• Problem statement: Copy each line of the material beneath that holds the word "enviar".

• The records:
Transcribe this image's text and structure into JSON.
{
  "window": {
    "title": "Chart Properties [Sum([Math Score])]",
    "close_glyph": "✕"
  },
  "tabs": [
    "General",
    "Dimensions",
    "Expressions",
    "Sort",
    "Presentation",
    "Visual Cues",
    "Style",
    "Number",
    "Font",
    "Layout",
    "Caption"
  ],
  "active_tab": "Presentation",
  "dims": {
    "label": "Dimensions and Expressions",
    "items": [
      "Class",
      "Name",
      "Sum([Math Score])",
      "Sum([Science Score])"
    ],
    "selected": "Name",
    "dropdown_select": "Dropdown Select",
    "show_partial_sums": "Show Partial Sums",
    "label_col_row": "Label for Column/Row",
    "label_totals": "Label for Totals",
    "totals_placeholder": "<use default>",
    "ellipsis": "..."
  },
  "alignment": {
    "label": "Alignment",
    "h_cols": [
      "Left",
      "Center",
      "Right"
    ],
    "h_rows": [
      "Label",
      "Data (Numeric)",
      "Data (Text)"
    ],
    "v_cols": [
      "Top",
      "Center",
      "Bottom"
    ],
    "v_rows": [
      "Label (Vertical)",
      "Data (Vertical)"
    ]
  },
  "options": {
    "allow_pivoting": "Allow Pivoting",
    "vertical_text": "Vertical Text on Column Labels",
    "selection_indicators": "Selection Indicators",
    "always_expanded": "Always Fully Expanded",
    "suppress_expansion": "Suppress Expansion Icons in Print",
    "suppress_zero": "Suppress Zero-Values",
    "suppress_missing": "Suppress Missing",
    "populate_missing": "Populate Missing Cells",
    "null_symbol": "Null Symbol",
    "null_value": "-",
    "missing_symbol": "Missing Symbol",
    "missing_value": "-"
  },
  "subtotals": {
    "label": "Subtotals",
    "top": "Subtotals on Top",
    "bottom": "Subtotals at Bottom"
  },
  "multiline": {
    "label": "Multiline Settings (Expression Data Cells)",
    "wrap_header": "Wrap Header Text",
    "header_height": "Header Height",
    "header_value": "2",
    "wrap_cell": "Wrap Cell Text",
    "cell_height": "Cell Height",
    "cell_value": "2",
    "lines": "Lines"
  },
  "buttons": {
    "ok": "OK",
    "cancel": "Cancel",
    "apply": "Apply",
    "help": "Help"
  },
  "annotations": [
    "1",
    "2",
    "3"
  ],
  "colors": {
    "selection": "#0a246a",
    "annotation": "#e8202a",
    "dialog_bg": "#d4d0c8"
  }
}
---
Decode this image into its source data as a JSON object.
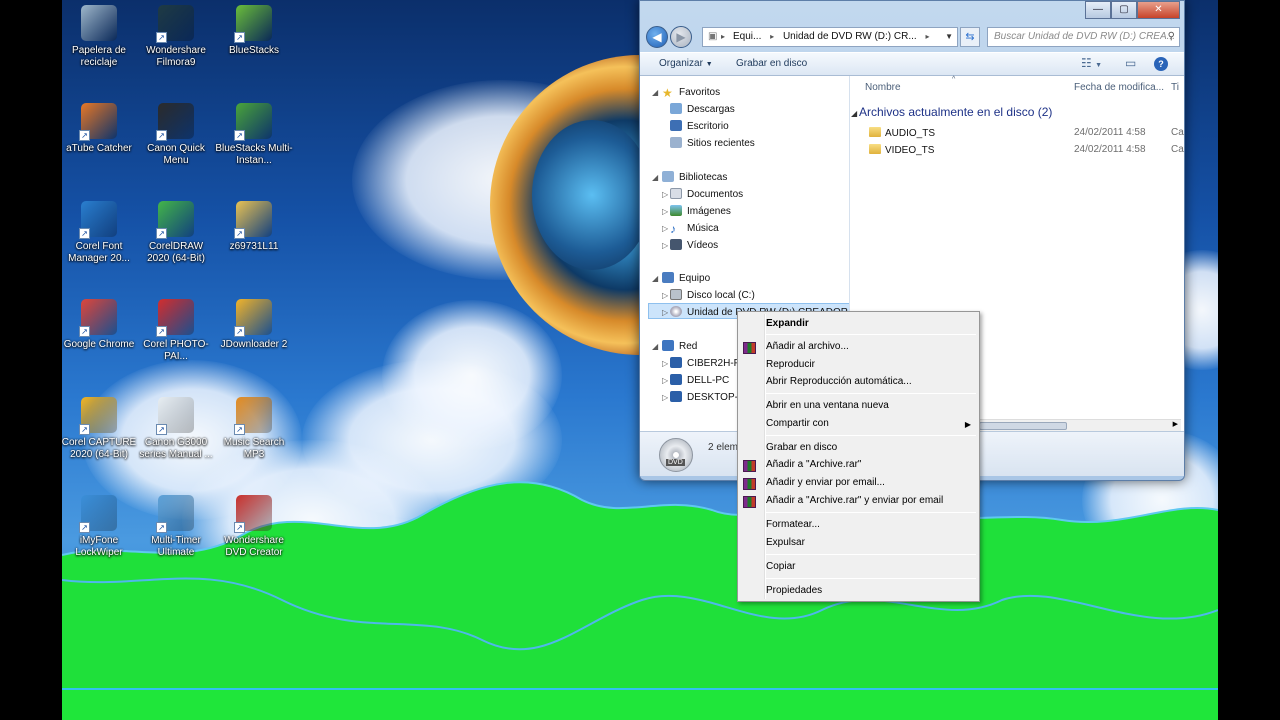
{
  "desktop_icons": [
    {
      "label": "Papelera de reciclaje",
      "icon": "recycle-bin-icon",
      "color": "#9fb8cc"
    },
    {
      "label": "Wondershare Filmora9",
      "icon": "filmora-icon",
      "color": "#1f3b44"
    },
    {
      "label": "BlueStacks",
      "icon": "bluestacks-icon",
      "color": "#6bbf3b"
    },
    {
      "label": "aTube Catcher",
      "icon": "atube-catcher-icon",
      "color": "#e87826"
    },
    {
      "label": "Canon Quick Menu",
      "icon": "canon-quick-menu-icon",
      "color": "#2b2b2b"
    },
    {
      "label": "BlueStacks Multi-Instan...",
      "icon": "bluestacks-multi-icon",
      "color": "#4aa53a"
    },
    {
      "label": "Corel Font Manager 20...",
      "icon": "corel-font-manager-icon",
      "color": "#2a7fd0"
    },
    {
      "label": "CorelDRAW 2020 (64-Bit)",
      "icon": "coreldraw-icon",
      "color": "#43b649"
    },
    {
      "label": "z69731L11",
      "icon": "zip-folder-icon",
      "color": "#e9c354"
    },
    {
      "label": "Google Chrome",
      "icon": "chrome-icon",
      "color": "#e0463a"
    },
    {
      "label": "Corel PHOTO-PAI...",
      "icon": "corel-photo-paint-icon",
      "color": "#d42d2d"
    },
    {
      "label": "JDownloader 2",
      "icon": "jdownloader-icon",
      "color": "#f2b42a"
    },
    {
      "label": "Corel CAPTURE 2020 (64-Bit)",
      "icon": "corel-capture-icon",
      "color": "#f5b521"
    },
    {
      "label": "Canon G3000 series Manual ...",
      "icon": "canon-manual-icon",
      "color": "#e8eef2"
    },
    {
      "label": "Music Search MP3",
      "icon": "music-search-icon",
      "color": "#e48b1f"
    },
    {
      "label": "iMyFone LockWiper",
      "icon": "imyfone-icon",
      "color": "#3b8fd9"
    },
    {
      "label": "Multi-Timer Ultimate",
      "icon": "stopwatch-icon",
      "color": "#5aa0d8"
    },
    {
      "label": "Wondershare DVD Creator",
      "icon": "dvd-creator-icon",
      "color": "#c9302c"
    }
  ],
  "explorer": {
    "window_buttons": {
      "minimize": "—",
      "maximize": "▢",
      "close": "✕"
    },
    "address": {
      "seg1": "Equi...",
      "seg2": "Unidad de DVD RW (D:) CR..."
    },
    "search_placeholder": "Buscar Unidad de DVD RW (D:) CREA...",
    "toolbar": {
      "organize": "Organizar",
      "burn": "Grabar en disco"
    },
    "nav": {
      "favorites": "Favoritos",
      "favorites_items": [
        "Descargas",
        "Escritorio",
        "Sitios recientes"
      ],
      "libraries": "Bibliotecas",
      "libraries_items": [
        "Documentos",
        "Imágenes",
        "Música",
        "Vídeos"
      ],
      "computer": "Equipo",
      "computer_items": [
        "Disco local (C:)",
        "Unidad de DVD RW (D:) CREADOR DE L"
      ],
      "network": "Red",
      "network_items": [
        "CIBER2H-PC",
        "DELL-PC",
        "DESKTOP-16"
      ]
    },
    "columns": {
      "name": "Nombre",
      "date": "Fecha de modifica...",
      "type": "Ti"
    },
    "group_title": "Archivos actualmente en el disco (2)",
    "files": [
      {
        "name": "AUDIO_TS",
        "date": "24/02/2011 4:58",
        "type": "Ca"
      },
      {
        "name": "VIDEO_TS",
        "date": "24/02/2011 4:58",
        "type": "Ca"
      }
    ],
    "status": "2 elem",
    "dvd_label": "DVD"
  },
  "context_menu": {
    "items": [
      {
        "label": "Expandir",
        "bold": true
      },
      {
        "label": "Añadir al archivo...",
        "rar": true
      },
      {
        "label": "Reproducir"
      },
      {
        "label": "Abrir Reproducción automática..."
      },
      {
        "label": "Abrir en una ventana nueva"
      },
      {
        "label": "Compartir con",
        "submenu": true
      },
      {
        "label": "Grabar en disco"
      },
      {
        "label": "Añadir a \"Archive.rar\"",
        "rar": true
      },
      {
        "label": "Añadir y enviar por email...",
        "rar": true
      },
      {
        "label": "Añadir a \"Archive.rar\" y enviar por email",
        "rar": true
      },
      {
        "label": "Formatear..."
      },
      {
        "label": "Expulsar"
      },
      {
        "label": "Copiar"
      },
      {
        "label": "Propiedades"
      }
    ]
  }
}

• Answer to the problem:
        "label": "Añadir y enviar por email...",
        "label": "Añadir a \"Archive.rar\" y enviar por email",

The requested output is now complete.